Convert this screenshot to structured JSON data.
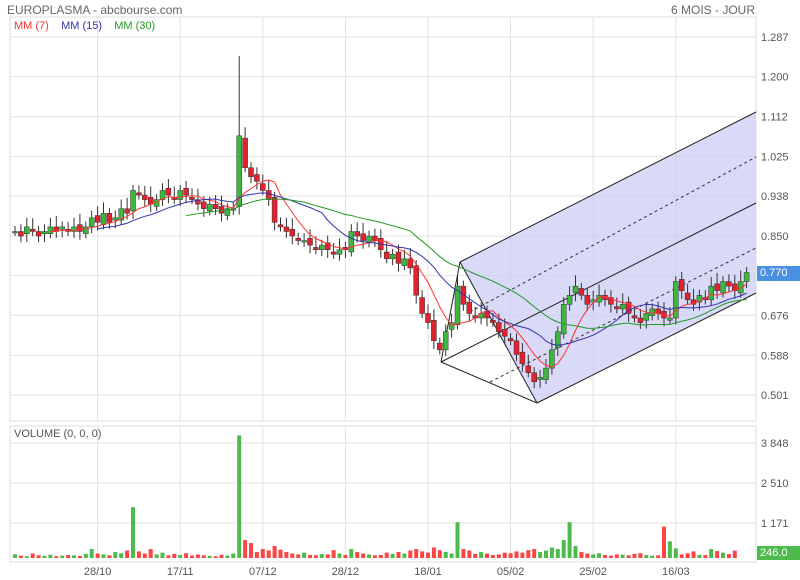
{
  "header": {
    "title": "EUROPLASMA - abcbourse.com",
    "period": "6 MOIS - JOUR"
  },
  "legend": [
    {
      "label": "MM (7)",
      "color": "#ff3333",
      "period": 7
    },
    {
      "label": "MM (15)",
      "color": "#3333aa",
      "period": 15
    },
    {
      "label": "MM (30)",
      "color": "#229922",
      "period": 30
    }
  ],
  "volume_label": "VOLUME (0, 0, 0)",
  "last_price": "0.770",
  "last_volume": "246.0",
  "chart_data": {
    "type": "candlestick",
    "price_ticks": [
      "1.287",
      "1.200",
      "1.112",
      "1.025",
      "0.938",
      "0.850",
      "0.763",
      "0.676",
      "0.588",
      "0.501"
    ],
    "price_tick_values": [
      1.287,
      1.2,
      1.112,
      1.025,
      0.938,
      0.85,
      0.763,
      0.676,
      0.588,
      0.501
    ],
    "volume_ticks": [
      "3 848",
      "2 510",
      "1 171"
    ],
    "volume_tick_values": [
      3848,
      2510,
      1171
    ],
    "x_labels": [
      {
        "label": "28/10",
        "index": 14
      },
      {
        "label": "17/11",
        "index": 28
      },
      {
        "label": "07/12",
        "index": 42
      },
      {
        "label": "28/12",
        "index": 56
      },
      {
        "label": "18/01",
        "index": 70
      },
      {
        "label": "05/02",
        "index": 84
      },
      {
        "label": "25/02",
        "index": 98
      },
      {
        "label": "16/03",
        "index": 112
      }
    ],
    "closes": [
      0.86,
      0.85,
      0.87,
      0.86,
      0.85,
      0.86,
      0.87,
      0.86,
      0.87,
      0.86,
      0.87,
      0.86,
      0.87,
      0.89,
      0.88,
      0.9,
      0.88,
      0.89,
      0.91,
      0.9,
      0.95,
      0.94,
      0.93,
      0.92,
      0.93,
      0.95,
      0.94,
      0.93,
      0.95,
      0.94,
      0.93,
      0.92,
      0.91,
      0.92,
      0.91,
      0.9,
      0.91,
      0.91,
      1.07,
      1.0,
      0.98,
      0.97,
      0.95,
      0.93,
      0.88,
      0.87,
      0.86,
      0.85,
      0.84,
      0.84,
      0.83,
      0.82,
      0.83,
      0.82,
      0.81,
      0.82,
      0.82,
      0.86,
      0.85,
      0.84,
      0.85,
      0.84,
      0.82,
      0.8,
      0.81,
      0.79,
      0.8,
      0.78,
      0.72,
      0.68,
      0.66,
      0.62,
      0.6,
      0.64,
      0.66,
      0.74,
      0.7,
      0.68,
      0.67,
      0.68,
      0.67,
      0.66,
      0.64,
      0.63,
      0.62,
      0.59,
      0.57,
      0.55,
      0.53,
      0.54,
      0.56,
      0.6,
      0.64,
      0.7,
      0.72,
      0.74,
      0.72,
      0.7,
      0.71,
      0.72,
      0.71,
      0.7,
      0.69,
      0.7,
      0.68,
      0.67,
      0.66,
      0.68,
      0.69,
      0.68,
      0.67,
      0.67,
      0.75,
      0.73,
      0.71,
      0.7,
      0.72,
      0.71,
      0.74,
      0.73,
      0.75,
      0.74,
      0.73,
      0.75,
      0.77
    ],
    "volumes": [
      120,
      80,
      60,
      150,
      90,
      70,
      110,
      60,
      80,
      100,
      90,
      70,
      140,
      300,
      150,
      120,
      90,
      200,
      160,
      250,
      1700,
      220,
      150,
      300,
      120,
      180,
      90,
      140,
      100,
      160,
      80,
      120,
      90,
      70,
      60,
      110,
      80,
      150,
      4100,
      600,
      500,
      200,
      300,
      250,
      400,
      280,
      200,
      150,
      120,
      180,
      100,
      90,
      130,
      120,
      260,
      150,
      100,
      300,
      200,
      150,
      120,
      90,
      100,
      180,
      140,
      200,
      150,
      250,
      300,
      220,
      180,
      350,
      260,
      200,
      150,
      1200,
      300,
      250,
      140,
      200,
      150,
      100,
      120,
      180,
      160,
      220,
      180,
      260,
      300,
      200,
      250,
      350,
      300,
      600,
      1200,
      400,
      200,
      150,
      120,
      160,
      100,
      80,
      120,
      110,
      90,
      140,
      160,
      100,
      80,
      90,
      1050,
      560,
      320,
      120,
      160,
      220,
      100,
      100,
      300,
      230,
      180,
      130,
      246
    ]
  }
}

Task statement — Show the lines where the word "color" appears in the entries.

Solution for this task —
      "color": "#ff3333",
      "color": "#3333aa",
      "color": "#229922",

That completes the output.